* **Exercise details**
Quote the stretch of the rib-spray thread below from "Coca-Cola is pretty" through "red wine vinegar.", word for word.

* **Excerpted text**
☆ ☆ ☆

# apple juice rib spray?



## yoyohomieg5432

i see a lot of people use apple juice as a spray.  will using apple juice flavor the meat? i don't really like apple flavored ribs.

if it doesn't flavor, should i just use straight up apple juice or do i mix with something else?

if it does flavor, what else can i use as a spray?


----------



## raptor700

It depends on how often you spray the ribs.

Once every hour will help keep the ribs moist and the apple flavor will be very subtle.

You could dilute with water to keep the flavor to a minimum.

I'm sure someone will be along to give you more options.

Good luck


----------



## flash

> Originally Posted by *raptor700*
> 
> You could dilute with water to keep the flavor to a minimum.
> 
> Good luck


 Yeah, I dilute mine with Makers Mark.


----------



## alelover

or Captain Morgan.


----------



## alelover

Coca-Cola is pretty good too.


----------



## sqwib

My 2 favorites, if you don't like apple flavor try another fruit juice like pineapple juice.

You can sub the Apple Cider Vinegar with red wine vinegar.

☆ ☆ ☆

* **Extracted records**
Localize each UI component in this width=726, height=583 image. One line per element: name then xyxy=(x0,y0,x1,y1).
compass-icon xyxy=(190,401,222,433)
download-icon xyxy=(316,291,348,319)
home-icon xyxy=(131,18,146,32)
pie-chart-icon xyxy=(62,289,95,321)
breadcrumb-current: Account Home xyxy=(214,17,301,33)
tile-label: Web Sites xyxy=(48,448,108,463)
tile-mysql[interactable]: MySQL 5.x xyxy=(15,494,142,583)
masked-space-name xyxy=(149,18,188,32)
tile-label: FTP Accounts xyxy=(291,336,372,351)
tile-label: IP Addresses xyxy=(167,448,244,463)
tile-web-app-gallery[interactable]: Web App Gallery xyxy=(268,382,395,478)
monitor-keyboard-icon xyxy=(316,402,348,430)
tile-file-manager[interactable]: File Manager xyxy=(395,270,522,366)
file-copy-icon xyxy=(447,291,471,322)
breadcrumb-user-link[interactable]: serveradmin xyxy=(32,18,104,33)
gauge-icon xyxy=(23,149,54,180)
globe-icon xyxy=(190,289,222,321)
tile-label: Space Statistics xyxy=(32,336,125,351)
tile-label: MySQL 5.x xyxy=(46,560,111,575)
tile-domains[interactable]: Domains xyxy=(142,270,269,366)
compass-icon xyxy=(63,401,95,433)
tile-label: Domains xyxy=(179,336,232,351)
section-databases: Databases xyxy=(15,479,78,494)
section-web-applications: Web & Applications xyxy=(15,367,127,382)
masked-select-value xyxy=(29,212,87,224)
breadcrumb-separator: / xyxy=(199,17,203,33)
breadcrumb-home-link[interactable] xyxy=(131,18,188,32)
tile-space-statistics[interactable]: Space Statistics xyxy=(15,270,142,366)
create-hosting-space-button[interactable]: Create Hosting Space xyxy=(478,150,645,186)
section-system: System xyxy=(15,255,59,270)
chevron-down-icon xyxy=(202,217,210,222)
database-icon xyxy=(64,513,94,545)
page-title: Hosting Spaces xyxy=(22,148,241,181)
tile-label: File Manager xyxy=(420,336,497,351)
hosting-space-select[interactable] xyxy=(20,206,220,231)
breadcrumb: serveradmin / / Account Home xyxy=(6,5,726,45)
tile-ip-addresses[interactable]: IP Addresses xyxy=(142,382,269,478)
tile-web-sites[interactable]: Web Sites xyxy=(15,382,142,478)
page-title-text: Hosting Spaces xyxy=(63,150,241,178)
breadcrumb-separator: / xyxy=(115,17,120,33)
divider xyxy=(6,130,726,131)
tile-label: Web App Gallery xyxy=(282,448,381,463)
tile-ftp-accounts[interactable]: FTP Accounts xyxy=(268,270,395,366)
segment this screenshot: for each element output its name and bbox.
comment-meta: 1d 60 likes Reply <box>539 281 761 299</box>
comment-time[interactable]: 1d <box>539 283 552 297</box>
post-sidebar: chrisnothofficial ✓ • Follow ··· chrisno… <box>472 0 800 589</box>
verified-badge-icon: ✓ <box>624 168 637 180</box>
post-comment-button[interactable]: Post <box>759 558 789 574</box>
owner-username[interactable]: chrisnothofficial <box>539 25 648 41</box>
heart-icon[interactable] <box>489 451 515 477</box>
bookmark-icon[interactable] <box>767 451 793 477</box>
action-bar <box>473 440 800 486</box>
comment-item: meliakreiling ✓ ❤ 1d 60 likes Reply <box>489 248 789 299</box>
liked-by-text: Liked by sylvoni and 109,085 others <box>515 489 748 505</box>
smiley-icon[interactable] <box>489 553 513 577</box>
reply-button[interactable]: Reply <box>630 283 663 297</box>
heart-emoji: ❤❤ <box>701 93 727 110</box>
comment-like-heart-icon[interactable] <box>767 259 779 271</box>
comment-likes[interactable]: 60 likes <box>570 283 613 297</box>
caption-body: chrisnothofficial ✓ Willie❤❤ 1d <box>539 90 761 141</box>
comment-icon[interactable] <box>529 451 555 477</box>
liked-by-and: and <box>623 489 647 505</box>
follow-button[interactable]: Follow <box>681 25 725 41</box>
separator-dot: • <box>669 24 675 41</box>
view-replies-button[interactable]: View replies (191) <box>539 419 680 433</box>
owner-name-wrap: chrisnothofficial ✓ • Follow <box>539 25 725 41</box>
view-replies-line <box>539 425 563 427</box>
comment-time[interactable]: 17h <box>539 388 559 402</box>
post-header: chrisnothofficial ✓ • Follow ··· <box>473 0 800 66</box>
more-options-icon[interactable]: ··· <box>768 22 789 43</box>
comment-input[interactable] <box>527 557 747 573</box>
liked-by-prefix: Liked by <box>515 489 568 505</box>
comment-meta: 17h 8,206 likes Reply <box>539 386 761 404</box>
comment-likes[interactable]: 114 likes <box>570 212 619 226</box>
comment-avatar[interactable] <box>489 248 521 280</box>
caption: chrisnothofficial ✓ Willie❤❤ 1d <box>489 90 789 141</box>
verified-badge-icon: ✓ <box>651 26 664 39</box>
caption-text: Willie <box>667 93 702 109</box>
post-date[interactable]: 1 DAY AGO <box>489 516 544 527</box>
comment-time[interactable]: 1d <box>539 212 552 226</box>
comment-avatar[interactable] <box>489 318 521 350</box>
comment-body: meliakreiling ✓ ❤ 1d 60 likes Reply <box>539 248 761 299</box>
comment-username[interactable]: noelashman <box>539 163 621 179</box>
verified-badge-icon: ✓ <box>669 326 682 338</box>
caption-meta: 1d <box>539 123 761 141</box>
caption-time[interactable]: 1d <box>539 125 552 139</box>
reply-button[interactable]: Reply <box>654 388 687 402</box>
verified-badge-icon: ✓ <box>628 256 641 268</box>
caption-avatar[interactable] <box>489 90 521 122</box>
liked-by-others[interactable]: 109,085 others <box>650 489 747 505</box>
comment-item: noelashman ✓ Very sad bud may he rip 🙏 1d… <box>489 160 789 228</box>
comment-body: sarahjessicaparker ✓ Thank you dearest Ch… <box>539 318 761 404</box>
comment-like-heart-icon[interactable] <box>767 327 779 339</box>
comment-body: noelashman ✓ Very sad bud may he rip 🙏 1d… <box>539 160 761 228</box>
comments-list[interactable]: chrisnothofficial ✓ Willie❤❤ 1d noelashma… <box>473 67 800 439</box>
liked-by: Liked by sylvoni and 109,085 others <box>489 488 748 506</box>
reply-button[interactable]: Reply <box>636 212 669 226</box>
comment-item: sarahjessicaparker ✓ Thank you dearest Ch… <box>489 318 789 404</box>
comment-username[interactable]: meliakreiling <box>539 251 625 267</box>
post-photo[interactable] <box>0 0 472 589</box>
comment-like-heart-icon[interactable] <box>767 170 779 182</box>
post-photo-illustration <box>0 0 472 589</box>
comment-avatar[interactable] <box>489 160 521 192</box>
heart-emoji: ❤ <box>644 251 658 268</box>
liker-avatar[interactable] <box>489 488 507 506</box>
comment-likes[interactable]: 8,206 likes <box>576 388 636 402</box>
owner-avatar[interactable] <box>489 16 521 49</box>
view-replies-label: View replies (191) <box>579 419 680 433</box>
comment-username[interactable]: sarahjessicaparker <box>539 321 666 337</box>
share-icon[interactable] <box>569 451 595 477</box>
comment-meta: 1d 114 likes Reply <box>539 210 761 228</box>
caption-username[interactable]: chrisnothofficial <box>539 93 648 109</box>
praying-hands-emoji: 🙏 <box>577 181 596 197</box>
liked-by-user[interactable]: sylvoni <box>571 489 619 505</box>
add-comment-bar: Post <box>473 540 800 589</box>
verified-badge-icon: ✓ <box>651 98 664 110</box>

☆ ☆ ☆

* **In response**
Coca-Cola is pretty good too.


----------



## sqwib

My 2 favorites, if you don't like apple flavor try another fruit juice like pineapple juice.

You can sub the Apple Cider Vinegar with red wine vinegar.